----- Provided records -----
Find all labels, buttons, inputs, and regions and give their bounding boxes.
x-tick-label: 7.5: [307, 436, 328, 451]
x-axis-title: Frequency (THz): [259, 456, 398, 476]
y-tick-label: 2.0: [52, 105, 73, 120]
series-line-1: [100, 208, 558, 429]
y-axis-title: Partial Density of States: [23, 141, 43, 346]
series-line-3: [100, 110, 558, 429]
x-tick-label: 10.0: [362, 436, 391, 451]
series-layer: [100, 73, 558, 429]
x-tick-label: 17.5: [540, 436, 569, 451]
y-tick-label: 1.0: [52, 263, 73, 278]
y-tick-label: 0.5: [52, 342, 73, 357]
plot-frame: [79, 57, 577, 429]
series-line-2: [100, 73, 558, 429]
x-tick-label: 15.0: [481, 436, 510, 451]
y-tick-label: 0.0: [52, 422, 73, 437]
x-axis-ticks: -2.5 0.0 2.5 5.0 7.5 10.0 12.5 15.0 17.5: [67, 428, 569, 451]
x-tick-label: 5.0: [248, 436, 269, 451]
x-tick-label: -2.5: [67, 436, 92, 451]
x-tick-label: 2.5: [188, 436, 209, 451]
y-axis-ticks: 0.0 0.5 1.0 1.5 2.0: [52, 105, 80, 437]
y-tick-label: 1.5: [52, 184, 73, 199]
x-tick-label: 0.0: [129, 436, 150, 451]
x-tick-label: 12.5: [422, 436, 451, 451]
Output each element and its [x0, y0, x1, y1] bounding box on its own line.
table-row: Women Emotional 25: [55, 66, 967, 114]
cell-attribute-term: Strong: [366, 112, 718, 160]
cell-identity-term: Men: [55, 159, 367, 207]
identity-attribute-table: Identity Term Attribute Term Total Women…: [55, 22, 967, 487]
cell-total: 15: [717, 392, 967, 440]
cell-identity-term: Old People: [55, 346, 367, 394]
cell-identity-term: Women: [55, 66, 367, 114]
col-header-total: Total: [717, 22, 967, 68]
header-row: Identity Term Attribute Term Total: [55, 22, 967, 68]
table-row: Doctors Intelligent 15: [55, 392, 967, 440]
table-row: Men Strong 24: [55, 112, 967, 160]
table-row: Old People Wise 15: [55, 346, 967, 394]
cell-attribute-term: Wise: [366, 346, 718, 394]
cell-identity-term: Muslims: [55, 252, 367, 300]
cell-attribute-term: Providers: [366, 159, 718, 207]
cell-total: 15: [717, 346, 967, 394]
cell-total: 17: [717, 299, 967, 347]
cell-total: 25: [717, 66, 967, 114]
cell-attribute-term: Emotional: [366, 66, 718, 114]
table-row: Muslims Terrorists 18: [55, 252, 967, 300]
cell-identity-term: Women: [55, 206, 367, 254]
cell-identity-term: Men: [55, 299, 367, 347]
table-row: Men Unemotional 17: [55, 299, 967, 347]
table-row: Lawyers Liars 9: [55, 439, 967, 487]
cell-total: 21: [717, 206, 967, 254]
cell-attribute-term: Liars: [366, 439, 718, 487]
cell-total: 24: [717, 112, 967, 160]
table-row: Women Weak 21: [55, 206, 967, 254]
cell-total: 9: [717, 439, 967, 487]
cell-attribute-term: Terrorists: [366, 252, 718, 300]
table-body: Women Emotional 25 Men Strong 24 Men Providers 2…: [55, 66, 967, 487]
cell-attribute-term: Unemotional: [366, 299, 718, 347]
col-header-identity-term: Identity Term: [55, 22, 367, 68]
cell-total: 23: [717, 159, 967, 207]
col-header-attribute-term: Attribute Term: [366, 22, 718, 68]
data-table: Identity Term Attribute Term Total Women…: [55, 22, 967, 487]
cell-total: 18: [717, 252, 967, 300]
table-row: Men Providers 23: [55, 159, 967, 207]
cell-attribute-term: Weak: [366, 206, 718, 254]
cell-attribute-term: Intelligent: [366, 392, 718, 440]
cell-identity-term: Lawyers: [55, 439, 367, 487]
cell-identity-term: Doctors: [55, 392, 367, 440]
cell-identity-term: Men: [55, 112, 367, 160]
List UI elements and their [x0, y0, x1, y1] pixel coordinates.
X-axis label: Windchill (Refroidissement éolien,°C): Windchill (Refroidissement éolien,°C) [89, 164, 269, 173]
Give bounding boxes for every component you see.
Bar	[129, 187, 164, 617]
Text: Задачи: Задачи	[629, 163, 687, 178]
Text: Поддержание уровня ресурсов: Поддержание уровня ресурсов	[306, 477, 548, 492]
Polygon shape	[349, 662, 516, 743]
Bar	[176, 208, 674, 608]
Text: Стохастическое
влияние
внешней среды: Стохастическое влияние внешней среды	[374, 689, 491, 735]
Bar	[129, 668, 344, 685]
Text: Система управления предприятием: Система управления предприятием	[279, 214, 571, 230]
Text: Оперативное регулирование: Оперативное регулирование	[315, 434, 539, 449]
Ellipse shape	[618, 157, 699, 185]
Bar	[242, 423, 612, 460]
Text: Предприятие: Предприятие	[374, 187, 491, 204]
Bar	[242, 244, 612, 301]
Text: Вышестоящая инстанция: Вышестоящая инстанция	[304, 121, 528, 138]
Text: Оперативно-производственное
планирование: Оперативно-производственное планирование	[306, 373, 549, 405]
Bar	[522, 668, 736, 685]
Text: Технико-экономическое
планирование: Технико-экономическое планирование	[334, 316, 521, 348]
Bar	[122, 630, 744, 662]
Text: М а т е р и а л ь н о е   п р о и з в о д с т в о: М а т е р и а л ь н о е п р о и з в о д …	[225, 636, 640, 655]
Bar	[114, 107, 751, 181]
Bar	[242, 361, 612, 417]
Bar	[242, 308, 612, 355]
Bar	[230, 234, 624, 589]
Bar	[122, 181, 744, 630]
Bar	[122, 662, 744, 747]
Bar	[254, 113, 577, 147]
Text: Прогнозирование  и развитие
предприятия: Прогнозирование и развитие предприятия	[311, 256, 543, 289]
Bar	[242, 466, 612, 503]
-----
Exercise prompt:
Reproduce the lines from the start of the data above through the line containing "y-tick-label: 1.0: [52, 263, 73, 278]", with both ends included.

Exercise solution:
Find all labels, buttons, inputs, and regions and give their bounding boxes.
x-tick-label: 7.5: [307, 436, 328, 451]
x-axis-title: Frequency (THz): [259, 456, 398, 476]
y-tick-label: 2.0: [52, 105, 73, 120]
series-line-1: [100, 208, 558, 429]
y-axis-title: Partial Density of States: [23, 141, 43, 346]
series-line-3: [100, 110, 558, 429]
x-tick-label: 10.0: [362, 436, 391, 451]
series-layer: [100, 73, 558, 429]
x-tick-label: 17.5: [540, 436, 569, 451]
y-tick-label: 1.0: [52, 263, 73, 278]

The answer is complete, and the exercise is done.